## START Material to process

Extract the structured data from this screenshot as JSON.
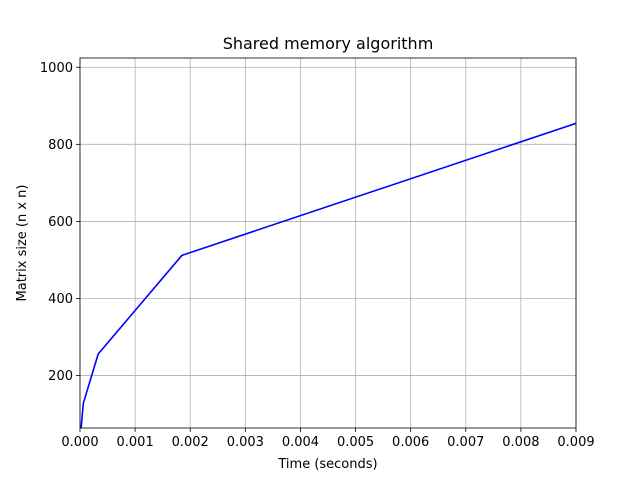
{
  "chart_data": {
    "type": "line",
    "title": "Shared memory algorithm",
    "xlabel": "Time (seconds)",
    "ylabel": "Matrix size (n x n)",
    "xlim": [
      0,
      0.009
    ],
    "ylim": [
      64,
      1024
    ],
    "grid": true,
    "x_ticks": [
      0.0,
      0.001,
      0.002,
      0.003,
      0.004,
      0.005,
      0.006,
      0.007,
      0.008,
      0.009
    ],
    "x_tick_labels": [
      "0.000",
      "0.001",
      "0.002",
      "0.003",
      "0.004",
      "0.005",
      "0.006",
      "0.007",
      "0.008",
      "0.009"
    ],
    "y_ticks": [
      200,
      400,
      600,
      800,
      1000
    ],
    "y_tick_labels": [
      "200",
      "400",
      "600",
      "800",
      "1000"
    ],
    "series": [
      {
        "color": "#0000ff",
        "x": [
          2e-05,
          6e-05,
          0.00033,
          0.00185,
          0.0092
        ],
        "y": [
          64,
          128,
          256,
          512,
          864
        ]
      }
    ]
  }
}
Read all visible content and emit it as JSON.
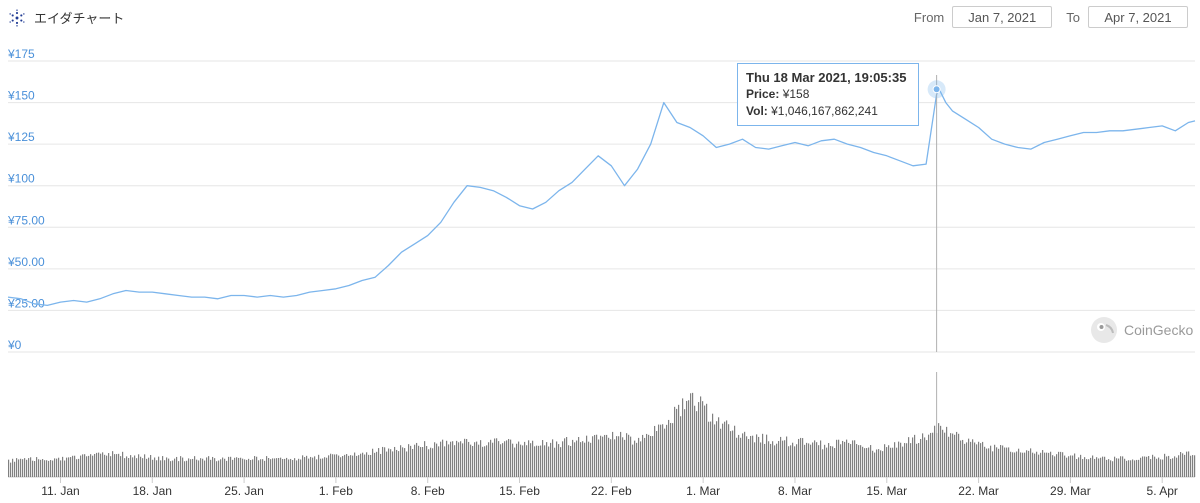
{
  "title": "エイダチャート",
  "range": {
    "from_label": "From",
    "from_value": "Jan 7, 2021",
    "to_label": "To",
    "to_value": "Apr 7, 2021"
  },
  "tooltip": {
    "date": "Thu 18 Mar 2021, 19:05:35",
    "price_label": "Price:",
    "price_value": "¥158",
    "vol_label": "Vol:",
    "vol_value": "¥1,046,167,862,241"
  },
  "watermark": "CoinGecko",
  "colors": {
    "price_line": "#7cb5ec",
    "volume": "#808080",
    "y_ticks": "#4a90d9",
    "grid": "#e6e6e6"
  },
  "chart_data": {
    "type": "line",
    "title": "エイダチャート",
    "y_tick_labels": [
      "¥175",
      "¥150",
      "¥125",
      "¥100",
      "¥75.00",
      "¥50.00",
      "¥25.00",
      "¥0"
    ],
    "y_tick_values": [
      175,
      150,
      125,
      100,
      75,
      50,
      25,
      0
    ],
    "ylim": [
      0,
      175
    ],
    "x_tick_labels": [
      "11. Jan",
      "18. Jan",
      "25. Jan",
      "1. Feb",
      "8. Feb",
      "15. Feb",
      "22. Feb",
      "1. Mar",
      "8. Mar",
      "15. Mar",
      "22. Mar",
      "29. Mar",
      "5. Apr"
    ],
    "x_tick_days": [
      4,
      11,
      18,
      25,
      32,
      39,
      46,
      53,
      60,
      67,
      74,
      81,
      88
    ],
    "xlim_days": [
      0,
      90.5
    ],
    "grid": true,
    "series": [
      {
        "type": "line",
        "x_days": [
          0,
          1,
          2,
          3,
          4,
          5,
          6,
          7,
          8,
          9,
          10,
          11,
          12,
          13,
          14,
          15,
          16,
          17,
          18,
          19,
          20,
          21,
          22,
          23,
          24,
          25,
          26,
          27,
          28,
          29,
          30,
          31,
          32,
          33,
          34,
          35,
          36,
          37,
          38,
          39,
          40,
          41,
          42,
          43,
          44,
          45,
          46,
          47,
          48,
          49,
          50,
          51,
          52,
          53,
          54,
          55,
          56,
          57,
          58,
          59,
          60,
          61,
          62,
          63,
          64,
          65,
          66,
          67,
          68,
          69,
          70,
          70.8,
          71,
          71.5,
          72,
          73,
          74,
          75,
          76,
          77,
          78,
          79,
          80,
          81,
          82,
          83,
          84,
          85,
          86,
          87,
          88,
          89,
          90,
          90.5
        ],
        "values": [
          33,
          32,
          29,
          28,
          30,
          31,
          30,
          32,
          35,
          37,
          36,
          36,
          35,
          34,
          33,
          33,
          32,
          34,
          34,
          33,
          34,
          33,
          34,
          36,
          37,
          38,
          40,
          43,
          45,
          52,
          60,
          65,
          70,
          78,
          90,
          100,
          99,
          97,
          93,
          88,
          86,
          90,
          97,
          102,
          110,
          118,
          112,
          100,
          110,
          125,
          150,
          138,
          135,
          130,
          123,
          125,
          128,
          123,
          122,
          124,
          126,
          124,
          127,
          128,
          125,
          123,
          120,
          118,
          115,
          112,
          113,
          155,
          158,
          150,
          145,
          140,
          135,
          128,
          125,
          123,
          122,
          126,
          128,
          130,
          132,
          132,
          133,
          133,
          134,
          135,
          136,
          133,
          138,
          139
        ],
        "marker": {
          "x_day": 70.8,
          "value": 158
        }
      },
      {
        "type": "bar",
        "name": "Vol",
        "x_days": [
          0,
          4,
          8,
          12,
          16,
          20,
          24,
          28,
          32,
          36,
          40,
          44,
          46,
          48,
          50,
          52,
          54,
          56,
          58,
          60,
          62,
          64,
          66,
          68,
          70,
          71,
          72,
          74,
          76,
          78,
          80,
          82,
          84,
          86,
          88,
          90
        ],
        "values": [
          0.18,
          0.2,
          0.25,
          0.2,
          0.2,
          0.2,
          0.22,
          0.28,
          0.35,
          0.38,
          0.35,
          0.4,
          0.45,
          0.4,
          0.55,
          0.9,
          0.6,
          0.45,
          0.4,
          0.38,
          0.35,
          0.38,
          0.3,
          0.35,
          0.45,
          0.55,
          0.45,
          0.35,
          0.3,
          0.28,
          0.25,
          0.22,
          0.2,
          0.2,
          0.22,
          0.25
        ]
      }
    ],
    "crosshair_x_day": 70.8
  }
}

## END Material to process

● **What the task asks**
Write out every line of the listing that holds the word "JSON".

● **Output of the task**
Extract the structured data from this screenshot as JSON.
Read all visible content and emit it as JSON.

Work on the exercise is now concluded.